**To do**
Print the records below exactly as they appear.

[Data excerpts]
########

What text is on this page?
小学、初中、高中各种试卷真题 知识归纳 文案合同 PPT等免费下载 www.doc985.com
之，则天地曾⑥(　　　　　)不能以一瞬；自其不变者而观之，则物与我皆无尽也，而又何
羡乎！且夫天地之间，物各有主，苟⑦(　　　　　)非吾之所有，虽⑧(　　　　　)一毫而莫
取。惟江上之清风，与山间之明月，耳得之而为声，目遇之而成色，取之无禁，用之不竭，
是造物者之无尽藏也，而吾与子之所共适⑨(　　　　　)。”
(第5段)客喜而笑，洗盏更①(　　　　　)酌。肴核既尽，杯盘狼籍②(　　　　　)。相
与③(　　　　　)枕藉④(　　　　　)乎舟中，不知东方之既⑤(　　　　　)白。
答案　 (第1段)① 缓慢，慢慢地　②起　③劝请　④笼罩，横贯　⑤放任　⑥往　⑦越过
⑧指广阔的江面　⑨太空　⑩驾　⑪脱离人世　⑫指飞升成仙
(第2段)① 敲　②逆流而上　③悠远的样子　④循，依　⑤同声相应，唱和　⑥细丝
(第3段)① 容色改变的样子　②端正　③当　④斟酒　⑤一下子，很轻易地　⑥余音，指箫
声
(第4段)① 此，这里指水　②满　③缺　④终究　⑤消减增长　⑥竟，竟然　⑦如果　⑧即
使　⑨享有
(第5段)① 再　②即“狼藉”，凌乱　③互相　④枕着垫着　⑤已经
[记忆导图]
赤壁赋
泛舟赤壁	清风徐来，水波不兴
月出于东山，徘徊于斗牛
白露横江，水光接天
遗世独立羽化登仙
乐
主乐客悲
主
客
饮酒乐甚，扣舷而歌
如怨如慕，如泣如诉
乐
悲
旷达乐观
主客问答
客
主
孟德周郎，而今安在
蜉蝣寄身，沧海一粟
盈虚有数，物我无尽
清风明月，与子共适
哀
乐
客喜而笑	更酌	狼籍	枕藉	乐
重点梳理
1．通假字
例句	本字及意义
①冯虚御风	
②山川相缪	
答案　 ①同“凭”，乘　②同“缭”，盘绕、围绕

########

**Solution**
What text is on this page?
小学、初中、高中各种试卷真题 知识归纳 文案合同 PPT等免费下载 www.doc985.com
之，则天地曾⑥(　　　　　)不能以一瞬；自其不变者而观之，则物与我皆无尽也，而又何
羡乎！且夫天地之间，物各有主，苟⑦(　　　　　)非吾之所有，虽⑧(　　　　　)一毫而莫
取。惟江上之清风，与山间之明月，耳得之而为声，目遇之而成色，取之无禁，用之不竭，
是造物者之无尽藏也，而吾与子之所共适⑨(　　　　　)。”
(第5段)客喜而笑，洗盏更①(　　　　　)酌。肴核既尽，杯盘狼籍②(　　　　　)。相
与③(　　　　　)枕藉④(　　　　　)乎舟中，不知东方之既⑤(　　　　　)白。
答案　 (第1段)① 缓慢，慢慢地　②起　③劝请　④笼罩，横贯　⑤放任　⑥往　⑦越过
⑧指广阔的江面　⑨太空　⑩驾　⑪脱离人世　⑫指飞升成仙
(第2段)① 敲　②逆流而上　③悠远的样子　④循，依　⑤同声相应，唱和　⑥细丝
(第3段)① 容色改变的样子　②端正　③当　④斟酒　⑤一下子，很轻易地　⑥余音，指箫
声
(第4段)① 此，这里指水　②满　③缺　④终究　⑤消减增长　⑥竟，竟然　⑦如果　⑧即
使　⑨享有
(第5段)① 再　②即“狼藉”，凌乱　③互相　④枕着垫着　⑤已经
[记忆导图]
赤壁赋
泛舟赤壁	清风徐来，水波不兴
月出于东山，徘徊于斗牛
白露横江，水光接天
遗世独立羽化登仙
乐
主乐客悲
主
客
饮酒乐甚，扣舷而歌
如怨如慕，如泣如诉
乐
悲
旷达乐观
主客问答
客
主
孟德周郎，而今安在
蜉蝣寄身，沧海一粟
盈虚有数，物我无尽
清风明月，与子共适
哀
乐
客喜而笑	更酌	狼籍	枕藉	乐
重点梳理
1．通假字
例句	本字及意义
①冯虚御风	
②山川相缪	
答案　 ①同“凭”，乘　②同“缭”，盘绕、围绕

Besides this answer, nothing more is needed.